◆ Problem requirements ◆
Output the records verbatim from their first line through the line containing "113, 602, 271]", inclusive.

◆ Given data ◆
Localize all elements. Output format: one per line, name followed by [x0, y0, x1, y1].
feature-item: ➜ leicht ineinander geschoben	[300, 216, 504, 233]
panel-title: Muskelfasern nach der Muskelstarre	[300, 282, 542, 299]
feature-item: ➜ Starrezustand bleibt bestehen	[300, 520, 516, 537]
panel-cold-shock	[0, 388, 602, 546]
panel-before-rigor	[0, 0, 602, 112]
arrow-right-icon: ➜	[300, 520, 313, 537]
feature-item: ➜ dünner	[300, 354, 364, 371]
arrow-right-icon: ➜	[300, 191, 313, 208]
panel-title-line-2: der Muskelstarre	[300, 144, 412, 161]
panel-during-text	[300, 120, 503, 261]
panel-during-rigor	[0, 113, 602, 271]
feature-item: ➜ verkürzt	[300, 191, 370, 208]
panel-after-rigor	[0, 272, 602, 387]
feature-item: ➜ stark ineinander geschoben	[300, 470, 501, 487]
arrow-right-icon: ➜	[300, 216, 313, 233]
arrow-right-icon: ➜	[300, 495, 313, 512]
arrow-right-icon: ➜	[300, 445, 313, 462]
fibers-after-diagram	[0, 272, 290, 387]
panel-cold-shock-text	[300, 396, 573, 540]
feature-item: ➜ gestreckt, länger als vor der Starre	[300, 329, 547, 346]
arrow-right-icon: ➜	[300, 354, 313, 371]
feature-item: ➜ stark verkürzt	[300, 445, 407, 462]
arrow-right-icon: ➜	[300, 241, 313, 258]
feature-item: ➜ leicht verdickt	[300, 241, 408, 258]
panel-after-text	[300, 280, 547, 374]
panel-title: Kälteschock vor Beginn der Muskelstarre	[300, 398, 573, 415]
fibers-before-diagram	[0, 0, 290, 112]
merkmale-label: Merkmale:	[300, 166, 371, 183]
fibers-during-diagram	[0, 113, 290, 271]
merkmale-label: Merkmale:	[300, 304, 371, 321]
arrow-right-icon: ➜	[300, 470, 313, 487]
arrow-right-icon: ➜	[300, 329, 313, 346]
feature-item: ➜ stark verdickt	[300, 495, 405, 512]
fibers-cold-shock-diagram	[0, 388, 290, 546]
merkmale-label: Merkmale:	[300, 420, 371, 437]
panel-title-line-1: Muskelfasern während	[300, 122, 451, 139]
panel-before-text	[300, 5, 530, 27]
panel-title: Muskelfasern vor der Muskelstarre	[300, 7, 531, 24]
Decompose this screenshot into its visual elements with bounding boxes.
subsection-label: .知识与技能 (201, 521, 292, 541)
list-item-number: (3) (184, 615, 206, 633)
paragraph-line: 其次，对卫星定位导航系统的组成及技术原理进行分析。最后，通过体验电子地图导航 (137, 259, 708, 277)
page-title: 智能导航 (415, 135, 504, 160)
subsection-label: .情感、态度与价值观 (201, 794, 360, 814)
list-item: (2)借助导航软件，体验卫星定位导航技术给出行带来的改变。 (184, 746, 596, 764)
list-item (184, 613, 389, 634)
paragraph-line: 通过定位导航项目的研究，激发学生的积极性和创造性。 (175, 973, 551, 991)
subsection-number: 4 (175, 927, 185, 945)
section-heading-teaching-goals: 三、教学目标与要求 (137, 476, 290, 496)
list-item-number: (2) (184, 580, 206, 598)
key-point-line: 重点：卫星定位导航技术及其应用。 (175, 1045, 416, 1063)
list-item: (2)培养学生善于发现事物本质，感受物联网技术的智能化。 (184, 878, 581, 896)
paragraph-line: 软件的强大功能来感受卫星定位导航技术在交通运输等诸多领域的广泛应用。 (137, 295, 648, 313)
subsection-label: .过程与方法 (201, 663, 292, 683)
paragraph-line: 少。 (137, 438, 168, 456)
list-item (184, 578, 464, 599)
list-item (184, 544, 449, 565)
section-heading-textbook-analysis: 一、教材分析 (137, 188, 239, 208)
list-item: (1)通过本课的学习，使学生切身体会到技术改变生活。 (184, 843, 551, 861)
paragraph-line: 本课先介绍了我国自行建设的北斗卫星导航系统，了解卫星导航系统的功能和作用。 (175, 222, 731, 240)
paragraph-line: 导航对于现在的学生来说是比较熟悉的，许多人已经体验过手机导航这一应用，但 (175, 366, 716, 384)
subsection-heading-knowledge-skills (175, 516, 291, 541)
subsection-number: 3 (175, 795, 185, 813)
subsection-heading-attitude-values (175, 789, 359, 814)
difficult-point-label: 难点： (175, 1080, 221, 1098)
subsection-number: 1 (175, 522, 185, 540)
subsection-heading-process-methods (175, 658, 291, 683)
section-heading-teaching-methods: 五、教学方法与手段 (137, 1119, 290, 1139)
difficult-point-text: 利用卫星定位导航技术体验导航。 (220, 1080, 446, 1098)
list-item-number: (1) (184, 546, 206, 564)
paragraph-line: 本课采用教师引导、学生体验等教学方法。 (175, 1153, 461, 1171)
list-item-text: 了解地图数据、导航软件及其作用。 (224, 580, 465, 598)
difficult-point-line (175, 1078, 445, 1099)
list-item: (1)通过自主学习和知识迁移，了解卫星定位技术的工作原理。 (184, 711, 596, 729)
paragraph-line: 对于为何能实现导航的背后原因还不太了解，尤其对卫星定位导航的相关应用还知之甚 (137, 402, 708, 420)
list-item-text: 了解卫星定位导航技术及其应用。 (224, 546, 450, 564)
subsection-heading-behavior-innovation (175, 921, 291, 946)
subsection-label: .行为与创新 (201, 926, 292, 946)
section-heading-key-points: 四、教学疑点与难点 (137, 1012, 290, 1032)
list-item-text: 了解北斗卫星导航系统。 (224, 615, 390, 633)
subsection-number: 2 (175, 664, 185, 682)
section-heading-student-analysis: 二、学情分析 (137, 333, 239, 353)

◆ The output ◆
Localize all elements. Output format: one per line, name followed by [x0, y0, x1, y1].
feature-item: ➜ leicht ineinander geschoben	[300, 216, 504, 233]
panel-title: Muskelfasern nach der Muskelstarre	[300, 282, 542, 299]
feature-item: ➜ Starrezustand bleibt bestehen	[300, 520, 516, 537]
panel-cold-shock	[0, 388, 602, 546]
panel-before-rigor	[0, 0, 602, 112]
arrow-right-icon: ➜	[300, 520, 313, 537]
feature-item: ➜ dünner	[300, 354, 364, 371]
arrow-right-icon: ➜	[300, 191, 313, 208]
panel-title-line-2: der Muskelstarre	[300, 144, 412, 161]
panel-during-text	[300, 120, 503, 261]
panel-during-rigor	[0, 113, 602, 271]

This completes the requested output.